§ Trecho do texto:
Postada em 08/03/2018
SEAAC DEBATE REFORMA COM O MINISTÉRIO PÚBLICO


Em reunião acontecida na última quarta-feira (07), o Presidente do SEAAC, Paulo de Oliveira, juntamente com outros representantes sindicais debateram a reforma trabalhista com os Procuradores do Trabalho Dr. Cristiano Lourenço Rodrigues e Dra. Renata Crema Botasso.

Os procuradores enfatizaram suas preocupações com a reforma trabalhista e o quanto a mesma precariza as relações de trabalho, expondo inclusive o receio de medida que possa extinguir a Justiça especializada do Trabalho e o próprio Ministério Público do Trabalho.

Ressaltaram a importância dos Sindicatos, apesar de todas as dificuldades, resistirem a aplicação da Reforma, e buscar por meio das normas coletivas mecanismos de proteção ao trabalhador.

§ Dados de origem:
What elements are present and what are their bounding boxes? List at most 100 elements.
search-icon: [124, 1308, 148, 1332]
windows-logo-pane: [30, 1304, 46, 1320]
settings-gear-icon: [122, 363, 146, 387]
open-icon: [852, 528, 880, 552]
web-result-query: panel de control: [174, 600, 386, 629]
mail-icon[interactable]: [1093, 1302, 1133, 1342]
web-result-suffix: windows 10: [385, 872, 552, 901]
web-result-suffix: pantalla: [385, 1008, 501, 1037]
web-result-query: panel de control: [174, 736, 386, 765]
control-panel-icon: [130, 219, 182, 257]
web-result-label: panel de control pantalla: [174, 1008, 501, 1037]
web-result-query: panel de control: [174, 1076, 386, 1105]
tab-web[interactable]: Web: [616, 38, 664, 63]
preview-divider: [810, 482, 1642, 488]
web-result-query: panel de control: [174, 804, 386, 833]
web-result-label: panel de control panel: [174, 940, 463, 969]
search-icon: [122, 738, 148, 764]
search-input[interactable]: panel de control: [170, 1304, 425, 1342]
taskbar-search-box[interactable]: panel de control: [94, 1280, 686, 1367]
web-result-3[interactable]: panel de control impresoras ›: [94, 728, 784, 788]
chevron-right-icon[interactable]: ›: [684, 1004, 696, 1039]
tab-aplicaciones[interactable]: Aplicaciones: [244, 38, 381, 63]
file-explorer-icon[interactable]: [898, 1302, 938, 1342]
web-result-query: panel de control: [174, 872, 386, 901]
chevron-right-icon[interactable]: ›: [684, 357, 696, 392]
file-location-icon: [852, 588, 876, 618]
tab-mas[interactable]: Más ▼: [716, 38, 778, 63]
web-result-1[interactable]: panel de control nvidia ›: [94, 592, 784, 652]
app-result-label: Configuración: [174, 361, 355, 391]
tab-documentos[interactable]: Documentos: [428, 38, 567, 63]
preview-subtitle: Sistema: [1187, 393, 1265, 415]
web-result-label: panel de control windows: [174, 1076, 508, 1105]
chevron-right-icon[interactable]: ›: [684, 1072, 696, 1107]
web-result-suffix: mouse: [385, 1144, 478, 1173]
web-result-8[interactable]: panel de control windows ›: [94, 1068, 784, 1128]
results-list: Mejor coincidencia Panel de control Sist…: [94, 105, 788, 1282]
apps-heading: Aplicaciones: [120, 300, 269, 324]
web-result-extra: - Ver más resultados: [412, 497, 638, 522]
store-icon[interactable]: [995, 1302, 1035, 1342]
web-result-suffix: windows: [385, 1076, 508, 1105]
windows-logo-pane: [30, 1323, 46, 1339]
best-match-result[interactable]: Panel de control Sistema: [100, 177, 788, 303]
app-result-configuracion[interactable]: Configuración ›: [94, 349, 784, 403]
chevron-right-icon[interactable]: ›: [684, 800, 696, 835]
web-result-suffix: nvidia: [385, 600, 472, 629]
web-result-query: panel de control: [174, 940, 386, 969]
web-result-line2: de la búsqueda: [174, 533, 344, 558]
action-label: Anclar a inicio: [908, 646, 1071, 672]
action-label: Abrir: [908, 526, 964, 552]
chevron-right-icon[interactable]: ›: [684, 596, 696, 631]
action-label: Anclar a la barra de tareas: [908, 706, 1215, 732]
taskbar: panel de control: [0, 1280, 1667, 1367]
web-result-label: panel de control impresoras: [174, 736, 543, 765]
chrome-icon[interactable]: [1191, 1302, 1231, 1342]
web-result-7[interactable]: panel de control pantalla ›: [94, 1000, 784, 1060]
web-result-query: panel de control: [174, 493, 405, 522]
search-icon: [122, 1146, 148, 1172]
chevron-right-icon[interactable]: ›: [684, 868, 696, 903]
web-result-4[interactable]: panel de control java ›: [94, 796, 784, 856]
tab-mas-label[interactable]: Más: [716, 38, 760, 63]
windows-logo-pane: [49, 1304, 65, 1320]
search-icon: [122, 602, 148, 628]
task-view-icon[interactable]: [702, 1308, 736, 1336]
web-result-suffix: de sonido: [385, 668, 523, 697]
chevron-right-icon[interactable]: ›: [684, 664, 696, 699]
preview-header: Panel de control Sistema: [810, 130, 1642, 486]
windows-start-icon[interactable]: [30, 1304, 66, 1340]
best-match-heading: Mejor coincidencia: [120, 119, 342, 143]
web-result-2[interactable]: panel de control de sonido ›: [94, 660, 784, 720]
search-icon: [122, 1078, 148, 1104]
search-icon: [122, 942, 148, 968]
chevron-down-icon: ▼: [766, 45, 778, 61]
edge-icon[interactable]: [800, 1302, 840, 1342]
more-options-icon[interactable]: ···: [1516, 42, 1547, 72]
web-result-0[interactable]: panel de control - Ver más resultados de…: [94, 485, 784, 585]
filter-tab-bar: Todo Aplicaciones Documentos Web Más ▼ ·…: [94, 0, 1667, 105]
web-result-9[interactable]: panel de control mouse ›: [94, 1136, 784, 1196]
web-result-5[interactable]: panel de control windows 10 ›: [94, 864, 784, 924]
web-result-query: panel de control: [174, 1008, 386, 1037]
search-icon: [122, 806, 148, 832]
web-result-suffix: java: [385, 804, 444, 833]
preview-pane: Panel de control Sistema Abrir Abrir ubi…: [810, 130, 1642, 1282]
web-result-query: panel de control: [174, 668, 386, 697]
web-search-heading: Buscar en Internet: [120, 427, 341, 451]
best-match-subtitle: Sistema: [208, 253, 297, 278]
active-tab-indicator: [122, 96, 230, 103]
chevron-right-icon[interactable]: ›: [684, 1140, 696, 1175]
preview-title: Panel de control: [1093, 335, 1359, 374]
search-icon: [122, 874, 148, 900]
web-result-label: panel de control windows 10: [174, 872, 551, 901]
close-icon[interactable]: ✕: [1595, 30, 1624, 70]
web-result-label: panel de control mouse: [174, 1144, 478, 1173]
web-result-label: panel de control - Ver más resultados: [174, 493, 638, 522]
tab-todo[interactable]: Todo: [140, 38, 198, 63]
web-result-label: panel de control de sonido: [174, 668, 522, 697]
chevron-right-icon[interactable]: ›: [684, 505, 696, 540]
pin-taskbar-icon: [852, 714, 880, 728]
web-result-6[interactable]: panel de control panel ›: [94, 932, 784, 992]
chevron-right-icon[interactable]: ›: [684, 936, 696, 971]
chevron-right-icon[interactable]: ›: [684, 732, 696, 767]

§ O que fazer:
• a. Transcreva literalmente o trecho da notícia sobre a reunião do SEAAC de "Postada em 08/03/2018" até "Renata Crema Botasso.", inclusive.
• b. Traduza para o inglês esta frase da notícia sobre a reunião do SEAAC: "Os procuradores enfatizaram suas preocupações com a reforma trabalhista e o quanto a mesma precariza as relações de trabalho, expondo inclusive o receio de medida que possa extinguir a Justiça especializada do Trabalho e o próprio Ministério Público do Trabalho."
Os dados não têm nenhuma função nesta atividade.

§ Exercícios resolvidos:
• a.
Postada em 08/03/2018
SEAAC DEBATE REFORMA COM O MINISTÉRIO PÚBLICO


Em reunião acontecida na última quarta-feira (07), o Presidente do SEAAC, Paulo de Oliveira, juntamente com outros representantes sindicais debateram a reforma trabalhista com os Procuradores do Trabalho Dr. Cristiano Lourenço Rodrigues e Dra. Renata Crema Botasso.

• b. The prosecutors emphasized their concerns about the labor reform and how much it makes labor relations precarious, even expressing fear of a measure that could abolish the specialized Labor Courts and the Public Labor Prosecutor's Office itself.